→ **TEXTE À LIRE**
----
J'ai assisté à deux opéras au Festival d'Aix en Provence : Cosi fan Tutte (Toutes les mêmes) de Mozart et l'Ifedelta Delusa (l'infidélité déjouée) de Joseph Haydn, sur le thème de la fidélité fragile entre amants. Au fur et à mesure que se déroulait Cosi fan Tutte (4 heures de spectacle) , je pensais à la bonne vieille fidélité des programmes de marketing et y voyait pas mal d'analogies. Pour en avoir le cœur net, j'ai commandé le livret, écrit par Da Ponte, chez amazon et noté quelques phrases... tout à fait actuelles !
Voici une sélection (en remplaçant "femmes" ou "amantes" par "client", en remplaçant "homme" par "marque", ça le fait, comme on dit) :
- Et vous prétendez trouver la fidélité chez des femmes ? Ô combien tu me plais, simplicité !
- La fidélité des femmes, c'est le phénix d'Arabie. Qu'il existe, tous le disent ; où il est, nul ne le sait.
----
→ **ENREGISTREMENTS**

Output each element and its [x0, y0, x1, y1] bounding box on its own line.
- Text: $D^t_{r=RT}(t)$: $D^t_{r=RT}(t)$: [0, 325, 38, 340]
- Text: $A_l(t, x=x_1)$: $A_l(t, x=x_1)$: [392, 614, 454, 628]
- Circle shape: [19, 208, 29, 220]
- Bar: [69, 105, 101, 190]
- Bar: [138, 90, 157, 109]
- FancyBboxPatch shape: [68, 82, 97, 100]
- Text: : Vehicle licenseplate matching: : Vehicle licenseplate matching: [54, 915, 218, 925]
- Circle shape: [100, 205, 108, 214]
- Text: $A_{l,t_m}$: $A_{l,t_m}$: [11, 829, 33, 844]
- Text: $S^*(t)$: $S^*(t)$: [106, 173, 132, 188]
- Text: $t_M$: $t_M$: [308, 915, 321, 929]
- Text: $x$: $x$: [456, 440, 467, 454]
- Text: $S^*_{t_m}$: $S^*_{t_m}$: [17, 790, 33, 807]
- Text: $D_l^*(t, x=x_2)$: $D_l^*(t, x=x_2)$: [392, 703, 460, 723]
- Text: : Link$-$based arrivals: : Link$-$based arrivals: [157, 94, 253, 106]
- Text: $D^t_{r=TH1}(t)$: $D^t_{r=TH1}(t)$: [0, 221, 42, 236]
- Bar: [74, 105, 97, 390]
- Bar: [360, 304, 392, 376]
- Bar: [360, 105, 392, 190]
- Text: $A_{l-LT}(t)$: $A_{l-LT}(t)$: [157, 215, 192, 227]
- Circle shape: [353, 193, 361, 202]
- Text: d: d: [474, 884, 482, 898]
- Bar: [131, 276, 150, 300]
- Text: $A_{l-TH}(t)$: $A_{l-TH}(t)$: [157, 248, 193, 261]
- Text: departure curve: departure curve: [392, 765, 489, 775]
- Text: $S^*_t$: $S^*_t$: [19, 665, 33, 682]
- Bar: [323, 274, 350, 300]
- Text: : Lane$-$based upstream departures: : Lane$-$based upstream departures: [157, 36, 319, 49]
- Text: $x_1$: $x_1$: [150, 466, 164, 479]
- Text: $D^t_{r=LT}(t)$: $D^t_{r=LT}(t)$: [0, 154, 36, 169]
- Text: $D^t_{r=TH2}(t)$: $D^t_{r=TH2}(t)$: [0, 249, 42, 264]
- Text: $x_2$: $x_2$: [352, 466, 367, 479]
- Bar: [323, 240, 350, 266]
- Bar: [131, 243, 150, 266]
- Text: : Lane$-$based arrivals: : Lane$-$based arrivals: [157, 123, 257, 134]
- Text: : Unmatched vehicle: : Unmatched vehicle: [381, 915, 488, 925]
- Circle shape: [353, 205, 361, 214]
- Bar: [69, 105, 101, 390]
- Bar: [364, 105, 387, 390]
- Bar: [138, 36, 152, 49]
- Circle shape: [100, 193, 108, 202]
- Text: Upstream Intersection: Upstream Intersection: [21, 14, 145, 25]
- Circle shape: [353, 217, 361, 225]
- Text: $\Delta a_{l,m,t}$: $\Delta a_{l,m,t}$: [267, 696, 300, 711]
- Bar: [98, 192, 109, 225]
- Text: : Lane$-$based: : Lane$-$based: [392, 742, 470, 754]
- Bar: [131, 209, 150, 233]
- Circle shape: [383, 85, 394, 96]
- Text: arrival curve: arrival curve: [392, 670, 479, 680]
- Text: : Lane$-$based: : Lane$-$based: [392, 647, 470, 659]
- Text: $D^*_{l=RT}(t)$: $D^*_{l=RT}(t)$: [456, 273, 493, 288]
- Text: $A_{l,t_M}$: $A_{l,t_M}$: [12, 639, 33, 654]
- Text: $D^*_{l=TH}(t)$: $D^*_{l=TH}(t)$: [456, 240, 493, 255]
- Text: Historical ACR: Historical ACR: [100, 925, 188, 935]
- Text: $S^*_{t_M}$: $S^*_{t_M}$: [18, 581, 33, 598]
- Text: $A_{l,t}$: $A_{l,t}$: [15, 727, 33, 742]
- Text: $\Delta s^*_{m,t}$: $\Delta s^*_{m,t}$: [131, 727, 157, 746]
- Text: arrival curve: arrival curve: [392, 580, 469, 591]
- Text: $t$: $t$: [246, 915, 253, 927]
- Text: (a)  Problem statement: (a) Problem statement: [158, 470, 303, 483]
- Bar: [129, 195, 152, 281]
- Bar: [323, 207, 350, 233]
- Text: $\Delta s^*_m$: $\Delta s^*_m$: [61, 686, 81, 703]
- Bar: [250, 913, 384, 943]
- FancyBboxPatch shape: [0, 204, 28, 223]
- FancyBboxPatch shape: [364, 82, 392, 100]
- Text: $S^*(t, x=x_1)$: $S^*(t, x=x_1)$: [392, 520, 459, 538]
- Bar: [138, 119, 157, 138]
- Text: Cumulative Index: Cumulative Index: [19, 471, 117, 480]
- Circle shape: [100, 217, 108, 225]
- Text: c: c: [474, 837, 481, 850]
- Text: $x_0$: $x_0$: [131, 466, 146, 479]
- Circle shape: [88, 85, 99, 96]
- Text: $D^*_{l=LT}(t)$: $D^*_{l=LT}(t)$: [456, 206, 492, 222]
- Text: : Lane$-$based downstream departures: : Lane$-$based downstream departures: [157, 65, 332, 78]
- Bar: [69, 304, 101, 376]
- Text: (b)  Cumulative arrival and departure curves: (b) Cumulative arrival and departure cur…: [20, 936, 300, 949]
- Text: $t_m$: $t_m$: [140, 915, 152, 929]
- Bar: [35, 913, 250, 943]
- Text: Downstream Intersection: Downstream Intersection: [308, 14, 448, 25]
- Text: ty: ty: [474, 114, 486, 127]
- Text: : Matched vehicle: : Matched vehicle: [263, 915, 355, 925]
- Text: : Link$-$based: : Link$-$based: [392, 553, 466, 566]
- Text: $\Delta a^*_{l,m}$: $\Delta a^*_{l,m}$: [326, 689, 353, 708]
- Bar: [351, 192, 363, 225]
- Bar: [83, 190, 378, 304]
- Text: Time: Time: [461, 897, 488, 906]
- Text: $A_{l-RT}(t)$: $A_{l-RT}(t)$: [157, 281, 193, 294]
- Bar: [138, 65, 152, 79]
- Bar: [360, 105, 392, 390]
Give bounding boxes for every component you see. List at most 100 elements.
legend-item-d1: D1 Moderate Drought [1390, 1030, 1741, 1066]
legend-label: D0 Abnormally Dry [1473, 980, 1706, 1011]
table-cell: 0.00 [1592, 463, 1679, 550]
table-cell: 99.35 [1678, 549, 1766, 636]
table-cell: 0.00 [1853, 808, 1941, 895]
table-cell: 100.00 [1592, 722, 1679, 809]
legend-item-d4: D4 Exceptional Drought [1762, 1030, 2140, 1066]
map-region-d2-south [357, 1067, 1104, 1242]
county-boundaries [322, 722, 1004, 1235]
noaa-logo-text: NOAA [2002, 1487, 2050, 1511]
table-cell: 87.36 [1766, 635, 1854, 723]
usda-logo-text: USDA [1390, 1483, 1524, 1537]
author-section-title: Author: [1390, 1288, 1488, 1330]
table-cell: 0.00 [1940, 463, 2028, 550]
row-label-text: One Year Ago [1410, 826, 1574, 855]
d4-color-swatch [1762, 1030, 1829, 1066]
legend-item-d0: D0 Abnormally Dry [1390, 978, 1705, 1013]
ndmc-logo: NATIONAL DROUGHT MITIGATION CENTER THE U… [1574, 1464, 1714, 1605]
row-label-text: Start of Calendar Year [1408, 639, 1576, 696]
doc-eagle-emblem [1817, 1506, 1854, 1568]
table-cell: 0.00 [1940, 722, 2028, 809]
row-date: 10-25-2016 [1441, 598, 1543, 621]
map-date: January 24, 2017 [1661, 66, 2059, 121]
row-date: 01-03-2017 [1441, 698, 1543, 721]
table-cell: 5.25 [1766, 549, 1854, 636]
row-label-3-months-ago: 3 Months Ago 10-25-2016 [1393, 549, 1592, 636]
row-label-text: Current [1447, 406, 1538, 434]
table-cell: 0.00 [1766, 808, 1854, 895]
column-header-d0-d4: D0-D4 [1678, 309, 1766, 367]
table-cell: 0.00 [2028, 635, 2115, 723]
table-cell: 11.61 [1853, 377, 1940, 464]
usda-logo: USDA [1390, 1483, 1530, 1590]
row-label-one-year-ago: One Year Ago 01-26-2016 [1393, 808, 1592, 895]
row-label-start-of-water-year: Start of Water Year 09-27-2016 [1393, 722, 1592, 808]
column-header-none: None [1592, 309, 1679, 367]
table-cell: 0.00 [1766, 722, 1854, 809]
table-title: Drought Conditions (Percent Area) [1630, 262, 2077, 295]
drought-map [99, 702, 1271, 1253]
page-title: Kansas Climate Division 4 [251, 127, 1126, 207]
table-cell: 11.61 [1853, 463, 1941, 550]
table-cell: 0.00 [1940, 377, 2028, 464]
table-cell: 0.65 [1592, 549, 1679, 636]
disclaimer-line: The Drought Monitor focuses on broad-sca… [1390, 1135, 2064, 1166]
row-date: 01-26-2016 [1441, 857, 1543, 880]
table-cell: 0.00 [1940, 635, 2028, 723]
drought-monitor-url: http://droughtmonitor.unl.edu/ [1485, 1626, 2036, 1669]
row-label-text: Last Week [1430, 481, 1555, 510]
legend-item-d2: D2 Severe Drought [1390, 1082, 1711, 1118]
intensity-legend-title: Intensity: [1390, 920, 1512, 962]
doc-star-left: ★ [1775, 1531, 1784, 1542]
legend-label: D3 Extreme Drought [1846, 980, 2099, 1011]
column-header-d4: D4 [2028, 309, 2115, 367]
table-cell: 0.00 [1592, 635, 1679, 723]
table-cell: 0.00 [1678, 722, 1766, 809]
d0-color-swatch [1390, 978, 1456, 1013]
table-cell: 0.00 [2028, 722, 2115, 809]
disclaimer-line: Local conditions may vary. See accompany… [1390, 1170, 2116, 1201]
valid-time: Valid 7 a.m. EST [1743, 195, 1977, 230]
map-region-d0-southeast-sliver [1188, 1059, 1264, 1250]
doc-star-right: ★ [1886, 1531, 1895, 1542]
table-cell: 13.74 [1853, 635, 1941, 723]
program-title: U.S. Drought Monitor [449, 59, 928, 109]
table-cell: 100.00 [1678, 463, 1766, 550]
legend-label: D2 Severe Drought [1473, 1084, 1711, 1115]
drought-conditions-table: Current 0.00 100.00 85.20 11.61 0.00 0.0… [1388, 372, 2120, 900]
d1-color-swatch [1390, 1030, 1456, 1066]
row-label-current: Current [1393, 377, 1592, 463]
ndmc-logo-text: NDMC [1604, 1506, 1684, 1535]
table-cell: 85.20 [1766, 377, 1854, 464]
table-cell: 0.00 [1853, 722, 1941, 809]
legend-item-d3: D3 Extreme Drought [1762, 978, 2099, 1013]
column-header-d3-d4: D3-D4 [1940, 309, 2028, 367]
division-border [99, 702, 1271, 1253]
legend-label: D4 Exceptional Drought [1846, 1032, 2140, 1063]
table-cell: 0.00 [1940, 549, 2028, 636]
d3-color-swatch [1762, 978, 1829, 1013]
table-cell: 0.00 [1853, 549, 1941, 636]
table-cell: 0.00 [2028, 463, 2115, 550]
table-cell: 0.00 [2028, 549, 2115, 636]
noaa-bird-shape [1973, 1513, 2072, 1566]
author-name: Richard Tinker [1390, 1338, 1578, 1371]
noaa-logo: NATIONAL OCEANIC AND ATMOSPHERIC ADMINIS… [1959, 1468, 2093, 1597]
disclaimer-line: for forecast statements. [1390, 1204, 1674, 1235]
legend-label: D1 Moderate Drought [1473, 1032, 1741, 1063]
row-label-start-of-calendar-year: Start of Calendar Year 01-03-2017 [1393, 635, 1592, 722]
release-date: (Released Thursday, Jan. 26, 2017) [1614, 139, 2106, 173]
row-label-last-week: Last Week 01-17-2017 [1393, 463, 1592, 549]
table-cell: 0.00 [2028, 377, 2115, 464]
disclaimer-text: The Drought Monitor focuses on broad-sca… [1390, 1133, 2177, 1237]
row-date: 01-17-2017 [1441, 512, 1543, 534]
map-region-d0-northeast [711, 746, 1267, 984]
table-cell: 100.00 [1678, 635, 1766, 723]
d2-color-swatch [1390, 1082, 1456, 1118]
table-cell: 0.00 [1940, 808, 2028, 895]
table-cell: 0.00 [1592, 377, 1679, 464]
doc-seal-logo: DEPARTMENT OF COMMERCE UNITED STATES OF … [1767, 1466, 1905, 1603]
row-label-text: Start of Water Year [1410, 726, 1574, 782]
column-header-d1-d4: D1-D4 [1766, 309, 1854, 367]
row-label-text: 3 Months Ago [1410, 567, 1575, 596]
----
→ **CONSIGNES**
- a) Reproduisez intégralement, sans la moindre modification, le texte sur la fidélité dans les opéras et le marketing.
- b) Recopiez à l'identique les lignes des enregistrements, depuis la toute première jusqu'à celle qui contient « - Bar: [138, 90, 157, 109] », cette dernière comprise.

→ **RÉPONSES ATTENDUES**
- a)
J'ai assisté à deux opéras au Festival d'Aix en Provence : Cosi fan Tutte (Toutes les mêmes) de Mozart et l'Ifedelta Delusa (l'infidélité déjouée) de Joseph Haydn, sur le thème de la fidélité fragile entre amants. Au fur et à mesure que se déroulait Cosi fan Tutte (4 heures de spectacle) , je pensais à la bonne vieille fidélité des programmes de marketing et y voyait pas mal d'analogies. Pour en avoir le cœur net, j'ai commandé le livret, écrit par Da Ponte, chez amazon et noté quelques phrases... tout à fait actuelles !
Voici une sélection (en remplaçant "femmes" ou "amantes" par "client", en remplaçant "homme" par "marque", ça le fait, comme on dit) :
- Et vous prétendez trouver la fidélité chez des femmes ? Ô combien tu me plais, simplicité !
- La fidélité des femmes, c'est le phénix d'Arabie. Qu'il existe, tous le disent ; où il est, nul ne le sait.

- b)
Output each element and its [x0, y0, x1, y1] bounding box on its own line.
- Text: $D^t_{r=RT}(t)$: $D^t_{r=RT}(t)$: [0, 325, 38, 340]
- Text: $A_l(t, x=x_1)$: $A_l(t, x=x_1)$: [392, 614, 454, 628]
- Circle shape: [19, 208, 29, 220]
- Bar: [69, 105, 101, 190]
- Bar: [138, 90, 157, 109]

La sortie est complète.